Exercise aim –
Make an exact copy of the records, with the pictures left out.

*** Data extract ***

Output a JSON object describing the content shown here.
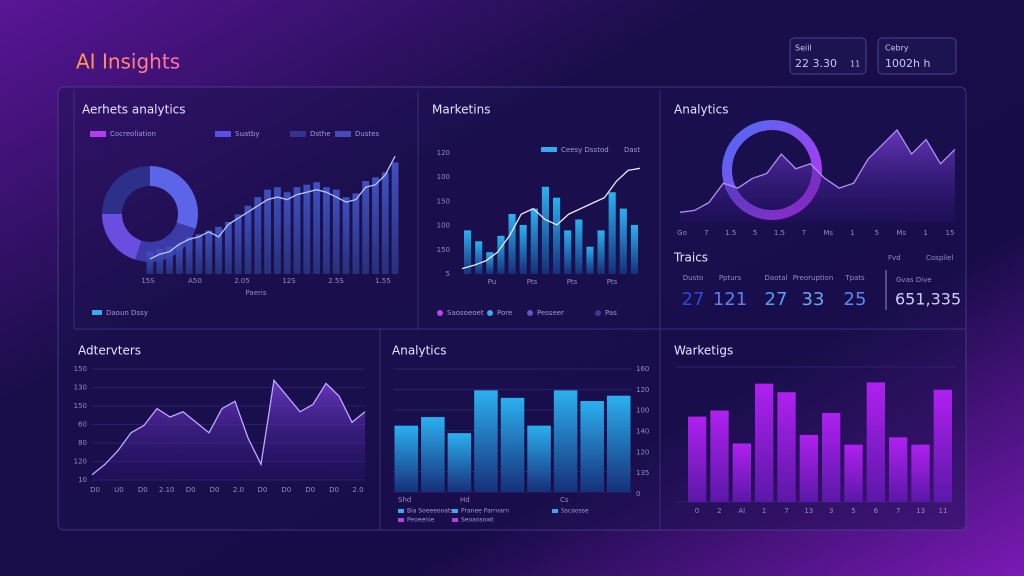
{
  "header": {
    "title": "AI Insights"
  },
  "stats": [
    {
      "label": "Seiil",
      "value": "22 3.30",
      "extra": "11"
    },
    {
      "label": "Cebry",
      "value": "1002h h"
    }
  ],
  "chart_data": [
    {
      "type": "bar",
      "title": "Aerhets analytics",
      "legend": [
        {
          "name": "Cocreoliation",
          "color": "#b43cf0"
        },
        {
          "name": "Suatby",
          "color": "#5a4ee6"
        },
        {
          "name": "Dsthe",
          "color": "#34348e"
        },
        {
          "name": "Dustes",
          "color": "#4a48b8"
        }
      ],
      "donut": {
        "values": [
          30,
          25,
          20,
          25
        ],
        "colors": [
          "#5c64e8",
          "#3b3aa6",
          "#6a4ee0",
          "#2e2f88"
        ]
      },
      "values": [
        18,
        20,
        22,
        24,
        30,
        32,
        35,
        38,
        42,
        48,
        55,
        62,
        68,
        70,
        66,
        70,
        72,
        74,
        70,
        68,
        62,
        65,
        75,
        78,
        82,
        90
      ],
      "line": [
        12,
        16,
        18,
        24,
        28,
        30,
        34,
        30,
        40,
        45,
        50,
        55,
        60,
        62,
        60,
        64,
        66,
        68,
        66,
        62,
        58,
        60,
        70,
        72,
        80,
        95
      ],
      "color": "#3b48b0",
      "x_labels": [
        "15S",
        "A50",
        "2.05",
        "12S",
        "2.5S",
        "1.55"
      ],
      "x_axis_label": "Paeris",
      "footer": "Daoun Dssy"
    },
    {
      "type": "bar",
      "title": "Marketins",
      "legend": [
        {
          "name": "Ceesy Dsstod",
          "color": "#3aa8f0"
        },
        {
          "name": "Dast",
          "color": "#8f8cc8"
        }
      ],
      "y_labels": [
        "120",
        "100",
        "150",
        "100",
        "150",
        "5"
      ],
      "values": [
        40,
        30,
        20,
        35,
        55,
        45,
        60,
        80,
        70,
        40,
        50,
        25,
        40,
        75,
        60,
        45
      ],
      "line": [
        5,
        8,
        12,
        20,
        35,
        55,
        60,
        50,
        45,
        55,
        60,
        65,
        70,
        85,
        95,
        97
      ],
      "color": "#2f9fe6",
      "x_labels": [
        "Pu",
        "Pts",
        "Pts",
        "Pts"
      ],
      "footer": [
        {
          "name": "Saosoeoet",
          "color": "#c040f0"
        },
        {
          "name": "Pore",
          "color": "#3aa8f0"
        },
        {
          "name": "Pesseer",
          "color": "#5a5ac0"
        },
        {
          "name": "Pas",
          "color": "#3a3a90"
        }
      ]
    },
    {
      "type": "line",
      "title": "Analytics",
      "values": [
        10,
        12,
        20,
        40,
        35,
        45,
        50,
        70,
        55,
        60,
        45,
        35,
        40,
        65,
        80,
        95,
        70,
        85,
        60,
        75
      ],
      "x_labels": [
        "Go",
        "7",
        "1.5",
        "5",
        "1.5",
        "7",
        "Ms",
        "1",
        "5",
        "Ms",
        "1",
        "15"
      ],
      "kpi_title": "Traics",
      "kpi_notes": [
        "Fvd",
        "Cospliel"
      ],
      "kpis": [
        {
          "label": "Dusto",
          "value": "27"
        },
        {
          "label": "Ppturs",
          "value": "121"
        },
        {
          "label": "Daotal",
          "value": "27"
        },
        {
          "label": "Preoruption",
          "value": "33"
        },
        {
          "label": "Tpats",
          "value": "25"
        }
      ],
      "total": {
        "label": "Gvas Dive",
        "value": "651,335"
      }
    },
    {
      "type": "line",
      "title": "Adtervters",
      "y_labels": [
        "150",
        "130",
        "150",
        "60",
        "80",
        "120",
        "10"
      ],
      "values": [
        5,
        15,
        28,
        45,
        52,
        68,
        60,
        65,
        55,
        45,
        68,
        75,
        40,
        15,
        95,
        80,
        65,
        72,
        92,
        80,
        55,
        65
      ],
      "x_labels": [
        "D0",
        "U0",
        "D0",
        "2.10",
        "D0",
        "D0",
        "2.0",
        "D0",
        "D0",
        "D0",
        "D0",
        "2.0"
      ]
    },
    {
      "type": "bar",
      "title": "Analytics",
      "y_labels": [
        "160",
        "120",
        "100",
        "140",
        "120",
        "135",
        "0"
      ],
      "values": [
        62,
        70,
        55,
        95,
        88,
        62,
        95,
        85,
        90
      ],
      "x_labels": [
        "Shd",
        "Hd",
        "Cs"
      ],
      "footer": [
        {
          "name": "Bia Soeeeooats",
          "color": "#3aa8f0"
        },
        {
          "name": "Pranee Parrvarn",
          "color": "#3aa8f0"
        },
        {
          "name": "Sscaosse",
          "color": "#3aa8f0"
        },
        {
          "name": "Peoeenie",
          "color": "#b040e0"
        },
        {
          "name": "Seoaosowt",
          "color": "#b040e0"
        }
      ]
    },
    {
      "type": "bar",
      "title": "Warketigs",
      "values": [
        70,
        75,
        48,
        97,
        90,
        55,
        73,
        47,
        98,
        53,
        47,
        92
      ],
      "x_labels": [
        "0",
        "2",
        "Al",
        "1",
        "7",
        "13",
        "3",
        "5",
        "6",
        "7",
        "13",
        "11"
      ]
    }
  ]
}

***

Output –
Output a JSON object describing the content shown here.
{
  "header": {
    "title": "AI Insights"
  },
  "stats": [
    {
      "label": "Seiil",
      "value": "22 3.30",
      "extra": "11"
    },
    {
      "label": "Cebry",
      "value": "1002h h"
    }
  ],
  "chart_data": [
    {
      "type": "bar",
      "title": "Aerhets analytics",
      "legend": [
        {
          "name": "Cocreoliation",
          "color": "#b43cf0"
        },
        {
          "name": "Suatby",
          "color": "#5a4ee6"
        },
        {
          "name": "Dsthe",
          "color": "#34348e"
        },
        {
          "name": "Dustes",
          "color": "#4a48b8"
        }
      ],
      "donut": {
        "values": [
          30,
          25,
          20,
          25
        ],
        "colors": [
          "#5c64e8",
          "#3b3aa6",
          "#6a4ee0",
          "#2e2f88"
        ]
      },
      "values": [
        18,
        20,
        22,
        24,
        30,
        32,
        35,
        38,
        42,
        48,
        55,
        62,
        68,
        70,
        66,
        70,
        72,
        74,
        70,
        68,
        62,
        65,
        75,
        78,
        82,
        90
      ],
      "line": [
        12,
        16,
        18,
        24,
        28,
        30,
        34,
        30,
        40,
        45,
        50,
        55,
        60,
        62,
        60,
        64,
        66,
        68,
        66,
        62,
        58,
        60,
        70,
        72,
        80,
        95
      ],
      "color": "#3b48b0",
      "x_labels": [
        "15S",
        "A50",
        "2.05",
        "12S",
        "2.5S",
        "1.55"
      ],
      "x_axis_label": "Paeris",
      "footer": "Daoun Dssy"
    },
    {
      "type": "bar",
      "title": "Marketins",
      "legend": [
        {
          "name": "Ceesy Dsstod",
          "color": "#3aa8f0"
        },
        {
          "name": "Dast",
          "color": "#8f8cc8"
        }
      ],
      "y_labels": [
        "120",
        "100",
        "150",
        "100",
        "150",
        "5"
      ],
      "values": [
        40,
        30,
        20,
        35,
        55,
        45,
        60,
        80,
        70,
        40,
        50,
        25,
        40,
        75,
        60,
        45
      ],
      "line": [
        5,
        8,
        12,
        20,
        35,
        55,
        60,
        50,
        45,
        55,
        60,
        65,
        70,
        85,
        95,
        97
      ],
      "color": "#2f9fe6",
      "x_labels": [
        "Pu",
        "Pts",
        "Pts",
        "Pts"
      ],
      "footer": [
        {
          "name": "Saosoeoet",
          "color": "#c040f0"
        },
        {
          "name": "Pore",
          "color": "#3aa8f0"
        },
        {
          "name": "Pesseer",
          "color": "#5a5ac0"
        },
        {
          "name": "Pas",
          "color": "#3a3a90"
        }
      ]
    },
    {
      "type": "line",
      "title": "Analytics",
      "values": [
        10,
        12,
        20,
        40,
        35,
        45,
        50,
        70,
        55,
        60,
        45,
        35,
        40,
        65,
        80,
        95,
        70,
        85,
        60,
        75
      ],
      "x_labels": [
        "Go",
        "7",
        "1.5",
        "5",
        "1.5",
        "7",
        "Ms",
        "1",
        "5",
        "Ms",
        "1",
        "15"
      ],
      "kpi_title": "Traics",
      "kpi_notes": [
        "Fvd",
        "Cospliel"
      ],
      "kpis": [
        {
          "label": "Dusto",
          "value": "27"
        },
        {
          "label": "Ppturs",
          "value": "121"
        },
        {
          "label": "Daotal",
          "value": "27"
        },
        {
          "label": "Preoruption",
          "value": "33"
        },
        {
          "label": "Tpats",
          "value": "25"
        }
      ],
      "total": {
        "label": "Gvas Dive",
        "value": "651,335"
      }
    },
    {
      "type": "line",
      "title": "Adtervters",
      "y_labels": [
        "150",
        "130",
        "150",
        "60",
        "80",
        "120",
        "10"
      ],
      "values": [
        5,
        15,
        28,
        45,
        52,
        68,
        60,
        65,
        55,
        45,
        68,
        75,
        40,
        15,
        95,
        80,
        65,
        72,
        92,
        80,
        55,
        65
      ],
      "x_labels": [
        "D0",
        "U0",
        "D0",
        "2.10",
        "D0",
        "D0",
        "2.0",
        "D0",
        "D0",
        "D0",
        "D0",
        "2.0"
      ]
    },
    {
      "type": "bar",
      "title": "Analytics",
      "y_labels": [
        "160",
        "120",
        "100",
        "140",
        "120",
        "135",
        "0"
      ],
      "values": [
        62,
        70,
        55,
        95,
        88,
        62,
        95,
        85,
        90
      ],
      "x_labels": [
        "Shd",
        "Hd",
        "Cs"
      ],
      "footer": [
        {
          "name": "Bia Soeeeooats",
          "color": "#3aa8f0"
        },
        {
          "name": "Pranee Parrvarn",
          "color": "#3aa8f0"
        },
        {
          "name": "Sscaosse",
          "color": "#3aa8f0"
        },
        {
          "name": "Peoeenie",
          "color": "#b040e0"
        },
        {
          "name": "Seoaosowt",
          "color": "#b040e0"
        }
      ]
    },
    {
      "type": "bar",
      "title": "Warketigs",
      "values": [
        70,
        75,
        48,
        97,
        90,
        55,
        73,
        47,
        98,
        53,
        47,
        92
      ],
      "x_labels": [
        "0",
        "2",
        "Al",
        "1",
        "7",
        "13",
        "3",
        "5",
        "6",
        "7",
        "13",
        "11"
      ]
    }
  ]
}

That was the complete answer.